[Data records]
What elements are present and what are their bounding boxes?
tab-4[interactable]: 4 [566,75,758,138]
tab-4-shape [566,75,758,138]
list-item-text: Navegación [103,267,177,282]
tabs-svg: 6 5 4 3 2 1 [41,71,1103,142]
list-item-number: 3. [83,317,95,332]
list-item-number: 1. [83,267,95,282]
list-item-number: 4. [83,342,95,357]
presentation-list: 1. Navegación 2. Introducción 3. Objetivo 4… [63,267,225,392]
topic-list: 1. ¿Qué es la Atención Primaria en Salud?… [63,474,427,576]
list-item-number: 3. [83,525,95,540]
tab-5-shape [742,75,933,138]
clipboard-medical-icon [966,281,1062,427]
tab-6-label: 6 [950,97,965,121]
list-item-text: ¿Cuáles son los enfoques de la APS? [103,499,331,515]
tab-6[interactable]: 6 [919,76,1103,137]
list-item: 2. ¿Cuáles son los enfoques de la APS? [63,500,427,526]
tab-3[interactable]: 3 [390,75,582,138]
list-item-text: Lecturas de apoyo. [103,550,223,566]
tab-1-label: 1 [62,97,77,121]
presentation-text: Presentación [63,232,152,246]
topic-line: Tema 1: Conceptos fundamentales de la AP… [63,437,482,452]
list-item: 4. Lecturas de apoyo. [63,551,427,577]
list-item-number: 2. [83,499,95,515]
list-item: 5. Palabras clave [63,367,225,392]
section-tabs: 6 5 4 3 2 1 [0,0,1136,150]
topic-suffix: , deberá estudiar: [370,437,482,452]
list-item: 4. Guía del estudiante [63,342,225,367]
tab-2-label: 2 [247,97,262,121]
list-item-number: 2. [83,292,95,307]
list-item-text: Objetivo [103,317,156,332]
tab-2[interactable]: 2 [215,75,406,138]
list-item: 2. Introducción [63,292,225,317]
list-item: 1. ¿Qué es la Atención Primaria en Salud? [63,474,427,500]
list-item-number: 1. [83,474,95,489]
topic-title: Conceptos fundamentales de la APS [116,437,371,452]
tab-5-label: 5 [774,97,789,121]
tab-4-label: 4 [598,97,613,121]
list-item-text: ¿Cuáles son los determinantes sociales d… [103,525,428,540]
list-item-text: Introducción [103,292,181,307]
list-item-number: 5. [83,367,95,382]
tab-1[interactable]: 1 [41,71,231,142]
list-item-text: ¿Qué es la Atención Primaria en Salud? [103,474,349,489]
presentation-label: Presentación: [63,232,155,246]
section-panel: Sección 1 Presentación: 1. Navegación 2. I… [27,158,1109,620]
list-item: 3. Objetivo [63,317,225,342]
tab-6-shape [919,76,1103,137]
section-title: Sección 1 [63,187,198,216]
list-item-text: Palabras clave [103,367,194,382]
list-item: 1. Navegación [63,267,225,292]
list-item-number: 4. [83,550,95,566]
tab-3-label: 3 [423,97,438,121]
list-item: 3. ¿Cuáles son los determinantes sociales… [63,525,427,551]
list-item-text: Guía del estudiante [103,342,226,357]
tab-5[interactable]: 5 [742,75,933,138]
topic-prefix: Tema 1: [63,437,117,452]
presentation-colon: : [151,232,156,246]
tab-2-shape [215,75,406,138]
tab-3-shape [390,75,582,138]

## PROBLEM:
Please format each line of the listing above as a Markdown table with two columns, "No." for the row number and "Line" for the line itself, skipping any blank lines.

## SOLUTION FOR THIS TASK:
| No. | Line |
|---|---|
| 1 | What elements are present and what are their bounding boxes? |
| 2 | tab-4[interactable]: 4 [566,75,758,138] |
| 3 | tab-4-shape [566,75,758,138] |
| 4 | list-item-text: Navegación [103,267,177,282] |
| 5 | tabs-svg: 6 5 4 3 2 1 [41,71,1103,142] |
| 6 | list-item-number: 3. [83,317,95,332] |
| 7 | list-item-number: 1. [83,267,95,282] |
| 8 | list-item-number: 4. [83,342,95,357] |
| 9 | presentation-list: 1. Navegación 2. Introducción 3. Objetivo 4… [63,267,225,392] |
| 10 | topic-list: 1. ¿Qué es la Atención Primaria en Salud?… [63,474,427,576] |
| 11 | list-item-number: 3. [83,525,95,540] |
| 12 | tab-5-shape [742,75,933,138] |
| 13 | clipboard-medical-icon [966,281,1062,427] |
| 14 | tab-6-label: 6 [950,97,965,121] |
| 15 | list-item-text: ¿Cuáles son los enfoques de la APS? [103,499,331,515] |
| 16 | tab-6[interactable]: 6 [919,76,1103,137] |
| 17 | list-item: 2. ¿Cuáles son los enfoques de la APS? [63,500,427,526] |
| 18 | tab-3[interactable]: 3 [390,75,582,138] |
| 19 | list-item-text: Lecturas de apoyo. [103,550,223,566] |
| 20 | tab-1-label: 1 [62,97,77,121] |
| 21 | presentation-text: Presentación [63,232,152,246] |
| 22 | topic-line: Tema 1: Conceptos fundamentales de la AP… [63,437,482,452] |
| 23 | list-item: 4. Lecturas de apoyo. [63,551,427,577] |
| 24 | list-item-number: 2. [83,499,95,515] |
| 25 | list-item: 5. Palabras clave [63,367,225,392] |
| 26 | section-tabs: 6 5 4 3 2 1 [0,0,1136,150] |
| 27 | topic-suffix: , deberá estudiar: [370,437,482,452] |
| 28 | list-item: 4. Guía del estudiante [63,342,225,367] |
| 29 | tab-2-label: 2 [247,97,262,121] |
| 30 | list-item-number: 2. [83,292,95,307] |
| 31 | list-item-text: Objetivo [103,317,156,332] |
| 32 | tab-2[interactable]: 2 [215,75,406,138] |
| 33 | list-item: 2. Introducción [63,292,225,317] |
| 34 | list-item: 1. ¿Qué es la Atención Primaria en Salud? [63,474,427,500] |
| 35 | list-item-number: 1. [83,474,95,489] |
| 36 | topic-title: Conceptos fundamentales de la APS [116,437,371,452] |
| 37 | tab-5-label: 5 [774,97,789,121] |
| 38 | tab-4-label: 4 [598,97,613,121] |
| 39 | list-item-text: ¿Cuáles son los determinantes sociales d… [103,525,428,540] |
| 40 | list-item-text: Introducción [103,292,181,307] |
| 41 | list-item-number: 5. [83,367,95,382] |
| 42 | tab-1[interactable]: 1 [41,71,231,142] |
| 43 | list-item-text: ¿Qué es la Atención Primaria en Salud? [103,474,349,489] |
| 44 | presentation-label: Presentación: [63,232,155,246] |
| 45 | section-panel: Sección 1 Presentación: 1. Navegación 2. I… [27,158,1109,620] |
| 46 | list-item: 3. Objetivo [63,317,225,342] |
| 47 | tab-6-shape [919,76,1103,137] |
| 48 | section-title: Sección 1 [63,187,198,216] |
| 49 | list-item-text: Palabras clave [103,367,194,382] |
| 50 | list-item: 1. Navegación [63,267,225,292] |
| 51 | list-item-number: 4. [83,550,95,566] |
| 52 | tab-3-label: 3 [423,97,438,121] |
| 53 | list-item: 3. ¿Cuáles son los determinantes sociales… [63,525,427,551] |
| 54 | list-item-text: Guía del estudiante [103,342,226,357] |
| 55 | tab-5[interactable]: 5 [742,75,933,138] |
| 56 | topic-prefix: Tema 1: [63,437,117,452] |
| 57 | presentation-colon: : [151,232,156,246] |
| 58 | tab-2-shape [215,75,406,138] |
| 59 | tab-3-shape [390,75,582,138] |